** START OF Data in this exercise **

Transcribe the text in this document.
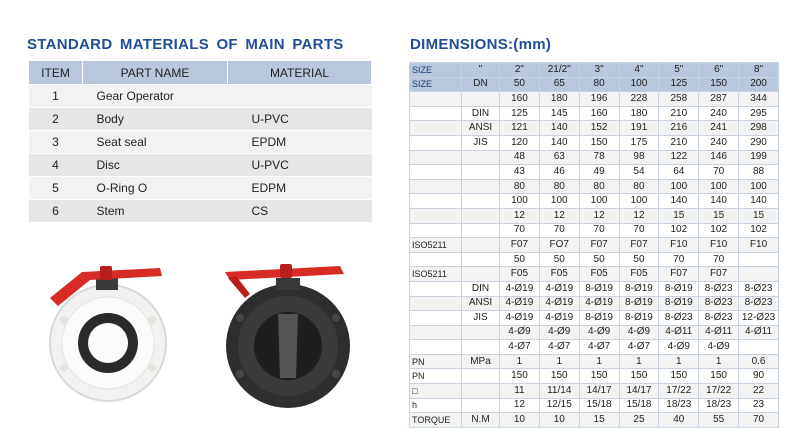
STANDARD MATERIALS OF MAIN PARTS	DIMENSIONS:(mm)
ITEM	PART NAME	MATERIAL
1	Gear Operator	
2	Body	U-PVC
3	Seat seal	EPDM
4	Disc	U-PVC
5	O-Ring O	EDPM
6	Stem	CS
SIZE	"	2"	21/2"	3"	4"	5"	6"	8"
SIZE	DN	50	65	80	100	125	150	200
		160	180	196	228	258	287	344
	DIN	125	145	160	180	210	240	295
	ANSI	121	140	152	191	216	241	298
	JIS	120	140	150	175	210	240	290
		48	63	78	98	122	146	199
		43	46	49	54	64	70	88
		80	80	80	80	100	100	100
		100	100	100	100	140	140	140
		12	12	12	12	15	15	15
		70	70	70	70	102	102	102
ISO5211		F07	FO7	F07	F07	F10	F10	F10
		50	50	50	50	70	70	
ISO5211		F05	F05	F05	F05	F07	F07	
	DIN	4-Ø19	4-Ø19	8-Ø19	8-Ø19	8-Ø19	8-Ø23	8-Ø23
	ANSI	4-Ø19	4-Ø19	4-Ø19	8-Ø19	8-Ø19	8-Ø23	8-Ø23
	JIS	4-Ø19	4-Ø19	8-Ø19	8-Ø19	8-Ø23	8-Ø23	12-Ø23
		4-Ø9	4-Ø9	4-Ø9	4-Ø9	4-Ø11	4-Ø11	4-Ø11
		4-Ø7	4-Ø7	4-Ø7	4-Ø7	4-Ø9	4-Ø9	
PN	MPa	1	1	1	1	1	1	0.6
PN		150	150	150	150	150	150	90
□		11	11/14	14/17	14/17	17/22	17/22	22
h		12	12/15	15/18	15/18	18/23	18/23	23
TORQUE	N.M	10	10	15	25	40	55	70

** END OF Data in this exercise **

Within the entries above, work out how many lines contain the word "SIZE". The number alone is the answer.

2